• INSTRUCTIONS TO FOLLOW: Repeat every record below exactly as it appears.
══ DATA FOR THIS EXERCISE ══
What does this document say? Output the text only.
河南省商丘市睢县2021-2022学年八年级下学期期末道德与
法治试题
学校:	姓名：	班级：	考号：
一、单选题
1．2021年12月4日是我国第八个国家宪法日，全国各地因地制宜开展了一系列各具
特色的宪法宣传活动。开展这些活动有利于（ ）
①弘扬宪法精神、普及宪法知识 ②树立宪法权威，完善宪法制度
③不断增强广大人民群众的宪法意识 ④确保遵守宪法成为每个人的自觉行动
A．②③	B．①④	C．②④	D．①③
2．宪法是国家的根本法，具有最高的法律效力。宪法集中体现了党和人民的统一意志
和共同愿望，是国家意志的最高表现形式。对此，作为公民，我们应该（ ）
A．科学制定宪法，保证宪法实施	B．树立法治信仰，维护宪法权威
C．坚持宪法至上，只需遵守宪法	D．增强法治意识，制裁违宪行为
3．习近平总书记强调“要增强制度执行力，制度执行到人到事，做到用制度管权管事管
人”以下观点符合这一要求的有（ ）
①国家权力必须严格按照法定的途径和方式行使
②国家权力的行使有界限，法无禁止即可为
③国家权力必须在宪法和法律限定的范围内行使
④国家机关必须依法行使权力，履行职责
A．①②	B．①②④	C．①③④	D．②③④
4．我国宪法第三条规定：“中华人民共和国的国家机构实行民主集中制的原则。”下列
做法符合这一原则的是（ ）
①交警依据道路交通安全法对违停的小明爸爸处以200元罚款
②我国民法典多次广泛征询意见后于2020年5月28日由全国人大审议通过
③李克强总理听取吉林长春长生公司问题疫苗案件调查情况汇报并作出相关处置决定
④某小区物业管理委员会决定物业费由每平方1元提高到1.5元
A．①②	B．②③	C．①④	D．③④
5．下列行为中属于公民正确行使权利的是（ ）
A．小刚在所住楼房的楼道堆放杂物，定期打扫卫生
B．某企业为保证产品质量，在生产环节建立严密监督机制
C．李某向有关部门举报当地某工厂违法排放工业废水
═══
• TASK RESULT:
What does this document say? Output the text only.
河南省商丘市睢县2021-2022学年八年级下学期期末道德与
法治试题
学校:	姓名：	班级：	考号：
一、单选题
1．2021年12月4日是我国第八个国家宪法日，全国各地因地制宜开展了一系列各具
特色的宪法宣传活动。开展这些活动有利于（ ）
①弘扬宪法精神、普及宪法知识 ②树立宪法权威，完善宪法制度
③不断增强广大人民群众的宪法意识 ④确保遵守宪法成为每个人的自觉行动
A．②③	B．①④	C．②④	D．①③
2．宪法是国家的根本法，具有最高的法律效力。宪法集中体现了党和人民的统一意志
和共同愿望，是国家意志的最高表现形式。对此，作为公民，我们应该（ ）
A．科学制定宪法，保证宪法实施	B．树立法治信仰，维护宪法权威
C．坚持宪法至上，只需遵守宪法	D．增强法治意识，制裁违宪行为
3．习近平总书记强调“要增强制度执行力，制度执行到人到事，做到用制度管权管事管
人”以下观点符合这一要求的有（ ）
①国家权力必须严格按照法定的途径和方式行使
②国家权力的行使有界限，法无禁止即可为
③国家权力必须在宪法和法律限定的范围内行使
④国家机关必须依法行使权力，履行职责
A．①②	B．①②④	C．①③④	D．②③④
4．我国宪法第三条规定：“中华人民共和国的国家机构实行民主集中制的原则。”下列
做法符合这一原则的是（ ）
①交警依据道路交通安全法对违停的小明爸爸处以200元罚款
②我国民法典多次广泛征询意见后于2020年5月28日由全国人大审议通过
③李克强总理听取吉林长春长生公司问题疫苗案件调查情况汇报并作出相关处置决定
④某小区物业管理委员会决定物业费由每平方1元提高到1.5元
A．①②	B．②③	C．①④	D．③④
5．下列行为中属于公民正确行使权利的是（ ）
A．小刚在所住楼房的楼道堆放杂物，定期打扫卫生
B．某企业为保证产品质量，在生产环节建立严密监督机制
C．李某向有关部门举报当地某工厂违法排放工业废水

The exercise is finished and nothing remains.